## DATA SECTION
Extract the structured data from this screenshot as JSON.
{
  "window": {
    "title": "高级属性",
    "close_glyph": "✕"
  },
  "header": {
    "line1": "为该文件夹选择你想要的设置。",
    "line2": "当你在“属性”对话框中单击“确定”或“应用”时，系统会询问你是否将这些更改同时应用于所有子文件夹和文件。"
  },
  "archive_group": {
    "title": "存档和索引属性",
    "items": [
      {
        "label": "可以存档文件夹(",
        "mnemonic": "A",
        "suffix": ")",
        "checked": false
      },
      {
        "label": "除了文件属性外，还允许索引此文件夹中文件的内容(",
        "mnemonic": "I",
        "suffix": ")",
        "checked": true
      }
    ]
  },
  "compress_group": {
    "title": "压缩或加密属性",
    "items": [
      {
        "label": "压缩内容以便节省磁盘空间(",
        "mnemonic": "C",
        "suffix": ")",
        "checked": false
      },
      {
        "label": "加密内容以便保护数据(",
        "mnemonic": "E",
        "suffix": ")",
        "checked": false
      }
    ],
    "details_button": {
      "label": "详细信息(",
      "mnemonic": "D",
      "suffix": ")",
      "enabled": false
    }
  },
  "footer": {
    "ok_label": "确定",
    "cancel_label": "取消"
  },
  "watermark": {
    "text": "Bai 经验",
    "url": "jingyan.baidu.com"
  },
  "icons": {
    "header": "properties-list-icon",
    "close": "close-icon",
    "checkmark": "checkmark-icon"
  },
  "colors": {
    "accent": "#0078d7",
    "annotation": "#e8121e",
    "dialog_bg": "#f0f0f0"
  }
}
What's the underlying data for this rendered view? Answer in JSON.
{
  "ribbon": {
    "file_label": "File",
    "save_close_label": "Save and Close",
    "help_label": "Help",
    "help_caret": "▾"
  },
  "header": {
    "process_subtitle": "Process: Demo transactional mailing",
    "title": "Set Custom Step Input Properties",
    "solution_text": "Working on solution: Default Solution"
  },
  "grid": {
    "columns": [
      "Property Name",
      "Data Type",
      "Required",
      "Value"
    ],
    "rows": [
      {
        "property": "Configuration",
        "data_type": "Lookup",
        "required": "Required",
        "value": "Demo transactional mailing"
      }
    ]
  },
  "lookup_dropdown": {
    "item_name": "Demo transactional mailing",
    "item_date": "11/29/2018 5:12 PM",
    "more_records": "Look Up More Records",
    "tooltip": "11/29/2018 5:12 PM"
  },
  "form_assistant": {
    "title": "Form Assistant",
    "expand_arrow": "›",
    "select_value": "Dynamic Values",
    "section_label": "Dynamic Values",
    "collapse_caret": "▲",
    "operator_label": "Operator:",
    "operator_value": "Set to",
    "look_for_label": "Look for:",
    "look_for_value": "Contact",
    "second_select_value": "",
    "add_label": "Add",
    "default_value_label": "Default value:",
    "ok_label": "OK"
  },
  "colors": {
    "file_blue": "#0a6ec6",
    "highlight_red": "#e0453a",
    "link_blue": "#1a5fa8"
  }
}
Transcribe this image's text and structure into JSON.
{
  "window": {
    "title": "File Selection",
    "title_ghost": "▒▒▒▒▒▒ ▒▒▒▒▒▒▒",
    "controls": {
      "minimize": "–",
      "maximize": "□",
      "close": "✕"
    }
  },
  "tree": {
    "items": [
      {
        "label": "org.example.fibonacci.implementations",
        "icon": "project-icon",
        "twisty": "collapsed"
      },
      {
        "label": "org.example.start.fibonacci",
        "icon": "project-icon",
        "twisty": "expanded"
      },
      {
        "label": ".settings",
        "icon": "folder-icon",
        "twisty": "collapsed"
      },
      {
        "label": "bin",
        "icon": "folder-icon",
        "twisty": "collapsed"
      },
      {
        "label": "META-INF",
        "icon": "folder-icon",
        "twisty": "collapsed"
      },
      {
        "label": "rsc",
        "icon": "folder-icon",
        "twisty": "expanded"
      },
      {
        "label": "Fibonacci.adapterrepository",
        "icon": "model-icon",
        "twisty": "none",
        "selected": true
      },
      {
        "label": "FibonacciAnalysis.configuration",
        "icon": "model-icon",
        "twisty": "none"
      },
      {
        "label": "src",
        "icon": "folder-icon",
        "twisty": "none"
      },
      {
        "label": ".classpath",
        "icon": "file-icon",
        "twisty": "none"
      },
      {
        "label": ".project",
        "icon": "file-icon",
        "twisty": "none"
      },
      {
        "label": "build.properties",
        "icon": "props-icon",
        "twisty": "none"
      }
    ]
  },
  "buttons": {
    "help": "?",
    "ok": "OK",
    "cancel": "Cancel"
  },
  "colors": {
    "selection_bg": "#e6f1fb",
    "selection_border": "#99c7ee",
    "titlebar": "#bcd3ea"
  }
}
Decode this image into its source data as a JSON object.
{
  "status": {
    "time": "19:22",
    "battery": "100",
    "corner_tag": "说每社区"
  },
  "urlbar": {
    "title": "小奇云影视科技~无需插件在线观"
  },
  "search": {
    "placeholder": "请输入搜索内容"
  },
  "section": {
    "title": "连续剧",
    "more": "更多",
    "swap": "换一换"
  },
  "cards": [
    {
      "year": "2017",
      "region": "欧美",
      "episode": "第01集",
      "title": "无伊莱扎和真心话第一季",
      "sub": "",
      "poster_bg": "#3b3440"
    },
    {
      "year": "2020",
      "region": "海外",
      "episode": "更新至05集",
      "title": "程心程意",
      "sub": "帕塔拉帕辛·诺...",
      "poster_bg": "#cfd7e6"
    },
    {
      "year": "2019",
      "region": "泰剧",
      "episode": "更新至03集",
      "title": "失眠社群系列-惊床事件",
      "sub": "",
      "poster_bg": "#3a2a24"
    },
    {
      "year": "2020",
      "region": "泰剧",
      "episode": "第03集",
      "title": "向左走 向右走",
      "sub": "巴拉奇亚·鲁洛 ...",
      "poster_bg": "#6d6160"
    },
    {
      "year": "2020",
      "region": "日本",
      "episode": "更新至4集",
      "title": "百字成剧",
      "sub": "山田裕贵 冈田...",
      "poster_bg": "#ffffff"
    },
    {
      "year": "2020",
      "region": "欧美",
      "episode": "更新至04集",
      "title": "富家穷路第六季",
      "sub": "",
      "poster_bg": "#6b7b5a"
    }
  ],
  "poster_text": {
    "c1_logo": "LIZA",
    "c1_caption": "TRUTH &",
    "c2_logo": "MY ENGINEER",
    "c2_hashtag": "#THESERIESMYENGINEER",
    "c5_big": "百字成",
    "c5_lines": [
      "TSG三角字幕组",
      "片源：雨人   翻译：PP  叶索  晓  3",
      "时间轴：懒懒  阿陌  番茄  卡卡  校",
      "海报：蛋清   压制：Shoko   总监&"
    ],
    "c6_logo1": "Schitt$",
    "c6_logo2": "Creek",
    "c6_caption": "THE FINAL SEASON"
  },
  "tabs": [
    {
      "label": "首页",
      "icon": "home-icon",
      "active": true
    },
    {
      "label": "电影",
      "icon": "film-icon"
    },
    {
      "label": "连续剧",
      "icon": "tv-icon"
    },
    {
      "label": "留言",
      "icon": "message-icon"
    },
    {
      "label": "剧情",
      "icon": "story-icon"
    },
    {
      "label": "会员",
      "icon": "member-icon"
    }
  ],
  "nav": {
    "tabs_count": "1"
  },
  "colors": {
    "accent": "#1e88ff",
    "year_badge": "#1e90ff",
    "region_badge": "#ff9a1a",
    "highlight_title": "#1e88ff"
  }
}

## EXERCISE OBJECTIVE
Extract the listing in its entirety, matching it exactly.

## COMPLETE ANSWER
Extract the structured data from this screenshot as JSON.
{
  "window": {
    "title": "高级属性",
    "close_glyph": "✕"
  },
  "header": {
    "line1": "为该文件夹选择你想要的设置。",
    "line2": "当你在“属性”对话框中单击“确定”或“应用”时，系统会询问你是否将这些更改同时应用于所有子文件夹和文件。"
  },
  "archive_group": {
    "title": "存档和索引属性",
    "items": [
      {
        "label": "可以存档文件夹(",
        "mnemonic": "A",
        "suffix": ")",
        "checked": false
      },
      {
        "label": "除了文件属性外，还允许索引此文件夹中文件的内容(",
        "mnemonic": "I",
        "suffix": ")",
        "checked": true
      }
    ]
  },
  "compress_group": {
    "title": "压缩或加密属性",
    "items": [
      {
        "label": "压缩内容以便节省磁盘空间(",
        "mnemonic": "C",
        "suffix": ")",
        "checked": false
      },
      {
        "label": "加密内容以便保护数据(",
        "mnemonic": "E",
        "suffix": ")",
        "checked": false
      }
    ],
    "details_button": {
      "label": "详细信息(",
      "mnemonic": "D",
      "suffix": ")",
      "enabled": false
    }
  },
  "footer": {
    "ok_label": "确定",
    "cancel_label": "取消"
  },
  "watermark": {
    "text": "Bai 经验",
    "url": "jingyan.baidu.com"
  },
  "icons": {
    "header": "properties-list-icon",
    "close": "close-icon",
    "checkmark": "checkmark-icon"
  },
  "colors": {
    "accent": "#0078d7",
    "annotation": "#e8121e",
    "dialog_bg": "#f0f0f0"
  }
}
What's the underlying data for this rendered view? Answer in JSON.
{
  "ribbon": {
    "file_label": "File",
    "save_close_label": "Save and Close",
    "help_label": "Help",
    "help_caret": "▾"
  },
  "header": {
    "process_subtitle": "Process: Demo transactional mailing",
    "title": "Set Custom Step Input Properties",
    "solution_text": "Working on solution: Default Solution"
  },
  "grid": {
    "columns": [
      "Property Name",
      "Data Type",
      "Required",
      "Value"
    ],
    "rows": [
      {
        "property": "Configuration",
        "data_type": "Lookup",
        "required": "Required",
        "value": "Demo transactional mailing"
      }
    ]
  },
  "lookup_dropdown": {
    "item_name": "Demo transactional mailing",
    "item_date": "11/29/2018 5:12 PM",
    "more_records": "Look Up More Records",
    "tooltip": "11/29/2018 5:12 PM"
  },
  "form_assistant": {
    "title": "Form Assistant",
    "expand_arrow": "›",
    "select_value": "Dynamic Values",
    "section_label": "Dynamic Values",
    "collapse_caret": "▲",
    "operator_label": "Operator:",
    "operator_value": "Set to",
    "look_for_label": "Look for:",
    "look_for_value": "Contact",
    "second_select_value": "",
    "add_label": "Add",
    "default_value_label": "Default value:",
    "ok_label": "OK"
  },
  "colors": {
    "file_blue": "#0a6ec6",
    "highlight_red": "#e0453a",
    "link_blue": "#1a5fa8"
  }
}
Transcribe this image's text and structure into JSON.
{
  "window": {
    "title": "File Selection",
    "title_ghost": "▒▒▒▒▒▒ ▒▒▒▒▒▒▒",
    "controls": {
      "minimize": "–",
      "maximize": "□",
      "close": "✕"
    }
  },
  "tree": {
    "items": [
      {
        "label": "org.example.fibonacci.implementations",
        "icon": "project-icon",
        "twisty": "collapsed"
      },
      {
        "label": "org.example.start.fibonacci",
        "icon": "project-icon",
        "twisty": "expanded"
      },
      {
        "label": ".settings",
        "icon": "folder-icon",
        "twisty": "collapsed"
      },
      {
        "label": "bin",
        "icon": "folder-icon",
        "twisty": "collapsed"
      },
      {
        "label": "META-INF",
        "icon": "folder-icon",
        "twisty": "collapsed"
      },
      {
        "label": "rsc",
        "icon": "folder-icon",
        "twisty": "expanded"
      },
      {
        "label": "Fibonacci.adapterrepository",
        "icon": "model-icon",
        "twisty": "none",
        "selected": true
      },
      {
        "label": "FibonacciAnalysis.configuration",
        "icon": "model-icon",
        "twisty": "none"
      },
      {
        "label": "src",
        "icon": "folder-icon",
        "twisty": "none"
      },
      {
        "label": ".classpath",
        "icon": "file-icon",
        "twisty": "none"
      },
      {
        "label": ".project",
        "icon": "file-icon",
        "twisty": "none"
      },
      {
        "label": "build.properties",
        "icon": "props-icon",
        "twisty": "none"
      }
    ]
  },
  "buttons": {
    "help": "?",
    "ok": "OK",
    "cancel": "Cancel"
  },
  "colors": {
    "selection_bg": "#e6f1fb",
    "selection_border": "#99c7ee",
    "titlebar": "#bcd3ea"
  }
}
Decode this image into its source data as a JSON object.
{
  "status": {
    "time": "19:22",
    "battery": "100",
    "corner_tag": "说每社区"
  },
  "urlbar": {
    "title": "小奇云影视科技~无需插件在线观"
  },
  "search": {
    "placeholder": "请输入搜索内容"
  },
  "section": {
    "title": "连续剧",
    "more": "更多",
    "swap": "换一换"
  },
  "cards": [
    {
      "year": "2017",
      "region": "欧美",
      "episode": "第01集",
      "title": "无伊莱扎和真心话第一季",
      "sub": "",
      "poster_bg": "#3b3440"
    },
    {
      "year": "2020",
      "region": "海外",
      "episode": "更新至05集",
      "title": "程心程意",
      "sub": "帕塔拉帕辛·诺...",
      "poster_bg": "#cfd7e6"
    },
    {
      "year": "2019",
      "region": "泰剧",
      "episode": "更新至03集",
      "title": "失眠社群系列-惊床事件",
      "sub": "",
      "poster_bg": "#3a2a24"
    },
    {
      "year": "2020",
      "region": "泰剧",
      "episode": "第03集",
      "title": "向左走 向右走",
      "sub": "巴拉奇亚·鲁洛 ...",
      "poster_bg": "#6d6160"
    },
    {
      "year": "2020",
      "region": "日本",
      "episode": "更新至4集",
      "title": "百字成剧",
      "sub": "山田裕贵 冈田...",
      "poster_bg": "#ffffff"
    },
    {
      "year": "2020",
      "region": "欧美",
      "episode": "更新至04集",
      "title": "富家穷路第六季",
      "sub": "",
      "poster_bg": "#6b7b5a"
    }
  ],
  "poster_text": {
    "c1_logo": "LIZA",
    "c1_caption": "TRUTH &",
    "c2_logo": "MY ENGINEER",
    "c2_hashtag": "#THESERIESMYENGINEER",
    "c5_big": "百字成",
    "c5_lines": [
      "TSG三角字幕组",
      "片源：雨人   翻译：PP  叶索  晓  3",
      "时间轴：懒懒  阿陌  番茄  卡卡  校",
      "海报：蛋清   压制：Shoko   总监&"
    ],
    "c6_logo1": "Schitt$",
    "c6_logo2": "Creek",
    "c6_caption": "THE FINAL SEASON"
  },
  "tabs": [
    {
      "label": "首页",
      "icon": "home-icon",
      "active": true
    },
    {
      "label": "电影",
      "icon": "film-icon"
    },
    {
      "label": "连续剧",
      "icon": "tv-icon"
    },
    {
      "label": "留言",
      "icon": "message-icon"
    },
    {
      "label": "剧情",
      "icon": "story-icon"
    },
    {
      "label": "会员",
      "icon": "member-icon"
    }
  ],
  "nav": {
    "tabs_count": "1"
  },
  "colors": {
    "accent": "#1e88ff",
    "year_badge": "#1e90ff",
    "region_badge": "#ff9a1a",
    "highlight_title": "#1e88ff"
  }
}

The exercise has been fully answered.